> [Tarea a realizar]
Muestra todas las líneas de los ítems que contengan la palabra "regional", distinguiendo entre mayúsculas y minúsculas.

> [Material proporcionado]
# # #

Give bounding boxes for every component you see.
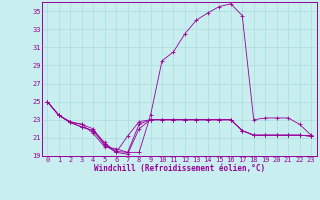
X-axis label: Windchill (Refroidissement éolien,°C): Windchill (Refroidissement éolien,°C) (94, 164, 265, 173)
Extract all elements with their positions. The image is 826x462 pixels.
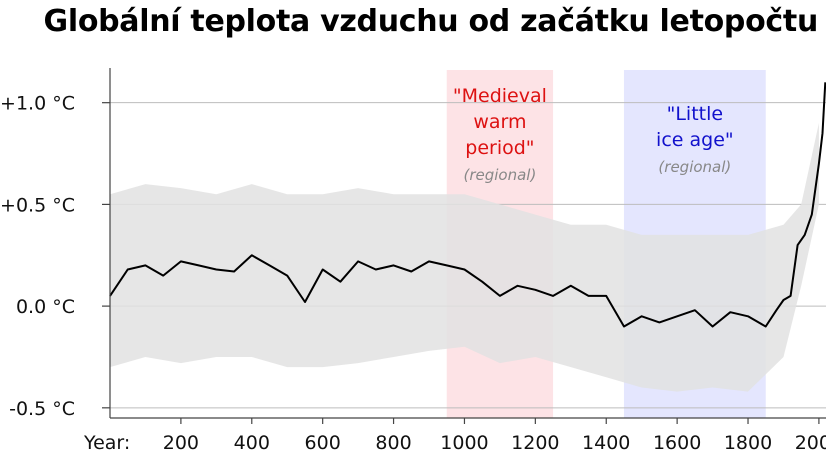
y-tick-label-2: 0.0 °C [16,296,75,318]
x-tick-label-8: 1800 [724,432,772,454]
x-tick-label-1: 400 [234,432,270,454]
y-tick-label-3: -0.5 °C [9,398,75,420]
region-label-1-line-1: ice age" [656,129,734,151]
axis-layer: +1.0 °C +0.5 °C 0.0 °C -0.5 °C 200 400 600 800 1… [0,68,826,454]
x-tick-label-6: 1400 [582,432,630,454]
series-line-0 [109,82,826,328]
x-tick-label-5: 1200 [511,432,559,454]
uncertainty-band [110,123,819,392]
region-note-0: (regional) [463,166,536,184]
label-layer: "Medieval warm period" (regional) "Little ice… [453,85,734,184]
y-tick-label-1: +0.5 °C [0,194,75,216]
region-label-0-line-0: "Medieval [453,85,547,107]
uncertainty-band-layer [110,123,819,392]
x-tick-label-2: 600 [305,432,341,454]
x-tick-label-0: 200 [163,432,199,454]
x-tick-label-7: 1600 [653,432,701,454]
y-tick-label-0: +1.0 °C [0,93,75,115]
region-label-0-line-1: warm [473,111,526,133]
series-layer [109,82,826,328]
chart-title: Globální teplota vzduchu od začátku leto… [43,4,819,39]
x-tick-label-4: 1000 [440,432,488,454]
x-axis-label: Year: [83,432,130,454]
x-tick-label-9: 2000 [795,432,826,454]
x-tick-label-3: 800 [375,432,411,454]
region-label-0-line-2: period" [465,137,534,159]
region-note-1: (regional) [658,158,731,176]
region-label-1-line-0: "Little [667,103,723,125]
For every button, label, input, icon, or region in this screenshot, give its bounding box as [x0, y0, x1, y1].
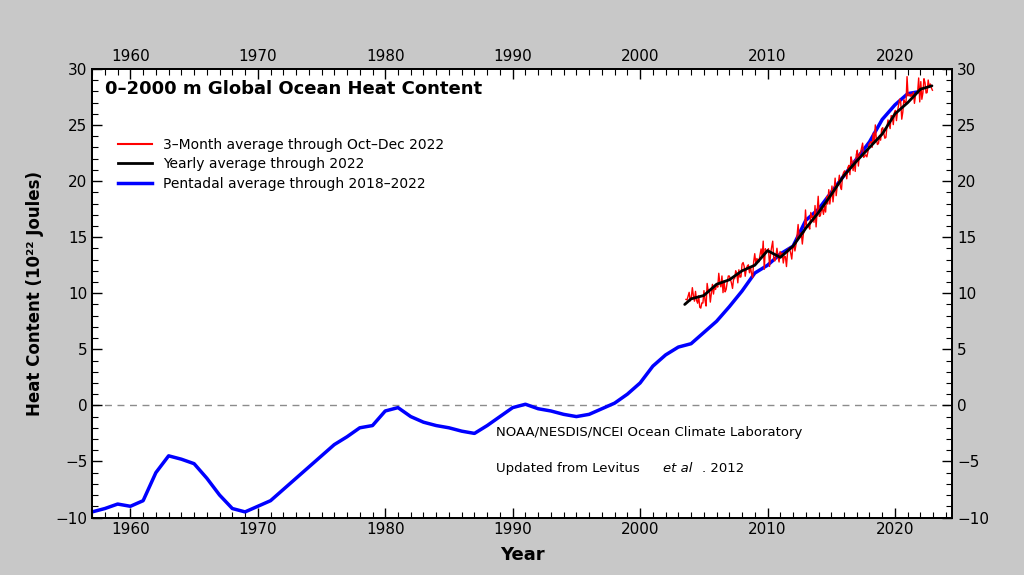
Legend: 3–Month average through Oct–Dec 2022, Yearly average through 2022, Pentadal aver: 3–Month average through Oct–Dec 2022, Ye…	[112, 132, 451, 196]
Y-axis label: Heat Content (10²² Joules): Heat Content (10²² Joules)	[27, 171, 44, 416]
X-axis label: Year: Year	[500, 546, 545, 564]
Text: NOAA/NESDIS/NCEI Ocean Climate Laboratory: NOAA/NESDIS/NCEI Ocean Climate Laborator…	[497, 426, 803, 439]
Text: 0–2000 m Global Ocean Heat Content: 0–2000 m Global Ocean Heat Content	[105, 81, 482, 98]
Text: Updated from Levitus: Updated from Levitus	[497, 462, 644, 475]
Text: . 2012: . 2012	[702, 462, 744, 475]
Text: et al: et al	[663, 462, 692, 475]
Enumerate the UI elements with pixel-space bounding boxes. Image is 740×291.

# # #

> [La respuesta]
region-note-0: (regional) [463,166,536,184]
label-layer: "Medieval warm period" (regional) "Little ice… [453,85,734,184]
region-note-1: (regional) [658,158,731,176]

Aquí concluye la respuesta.